Raw data:
::::

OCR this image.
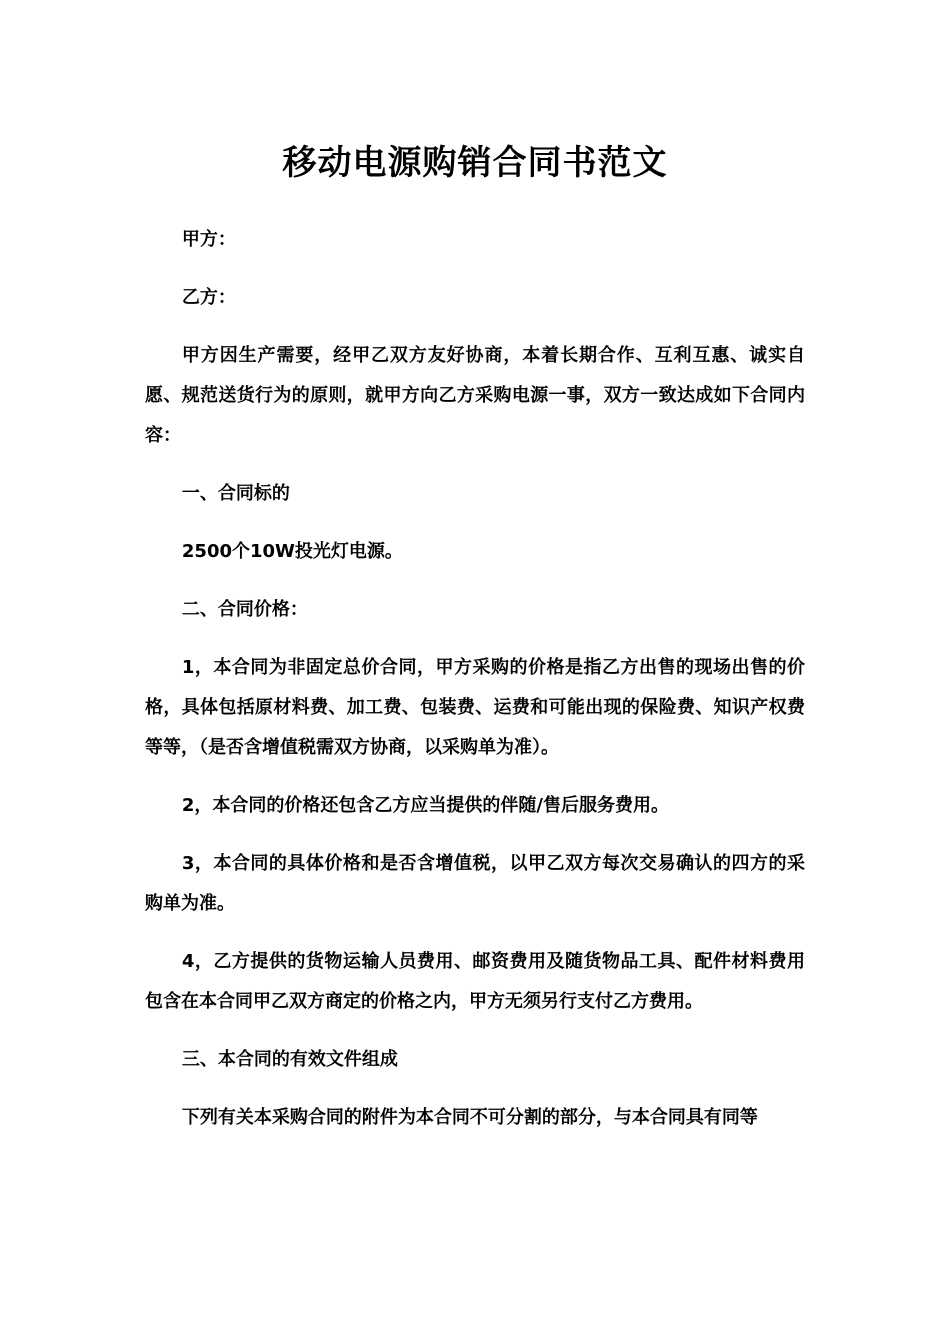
移动电源购销合同书范文

甲方：

乙方：

甲方因生产需要，经甲乙双方友好协商，本着长期合作、互利互惠、诚实自愿、规范送货行为的原则，就甲方向乙方采购电源一事，双方一致达成如下合同内容：

一、合同标的

2500个10W投光灯电源。

二、合同价格：

1，本合同为非固定总价合同，甲方采购的价格是指乙方出售的现场出售的价格，具体包括原材料费、加工费、包装费、运费和可能出现的保险费、知识产权费等等，（是否含增值税需双方协商，以采购单为准）。

2，本合同的价格还包含乙方应当提供的伴随/售后服务费用。

3，本合同的具体价格和是否含增值税，以甲乙双方每次交易确认的四方的采购单为准。

4，乙方提供的货物运输人员费用、邮资费用及随货物品工具、配件材料费用包含在本合同甲乙双方商定的价格之内，甲方无须另行支付乙方费用。

三、本合同的有效文件组成

下列有关本采购合同的附件为本合同不可分割的部分，与本合同具有同等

::::

Task statement:
Return all the entries word for word, but omit any pictures they contain.

Output of the exercise:
OCR this image.
移动电源购销合同书范文

甲方：

乙方：

甲方因生产需要，经甲乙双方友好协商，本着长期合作、互利互惠、诚实自愿、规范送货行为的原则，就甲方向乙方采购电源一事，双方一致达成如下合同内容：

一、合同标的

2500个10W投光灯电源。

二、合同价格：

1，本合同为非固定总价合同，甲方采购的价格是指乙方出售的现场出售的价格，具体包括原材料费、加工费、包装费、运费和可能出现的保险费、知识产权费等等，（是否含增值税需双方协商，以采购单为准）。

2，本合同的价格还包含乙方应当提供的伴随/售后服务费用。

3，本合同的具体价格和是否含增值税，以甲乙双方每次交易确认的四方的采购单为准。

4，乙方提供的货物运输人员费用、邮资费用及随货物品工具、配件材料费用包含在本合同甲乙双方商定的价格之内，甲方无须另行支付乙方费用。

三、本合同的有效文件组成

下列有关本采购合同的附件为本合同不可分割的部分，与本合同具有同等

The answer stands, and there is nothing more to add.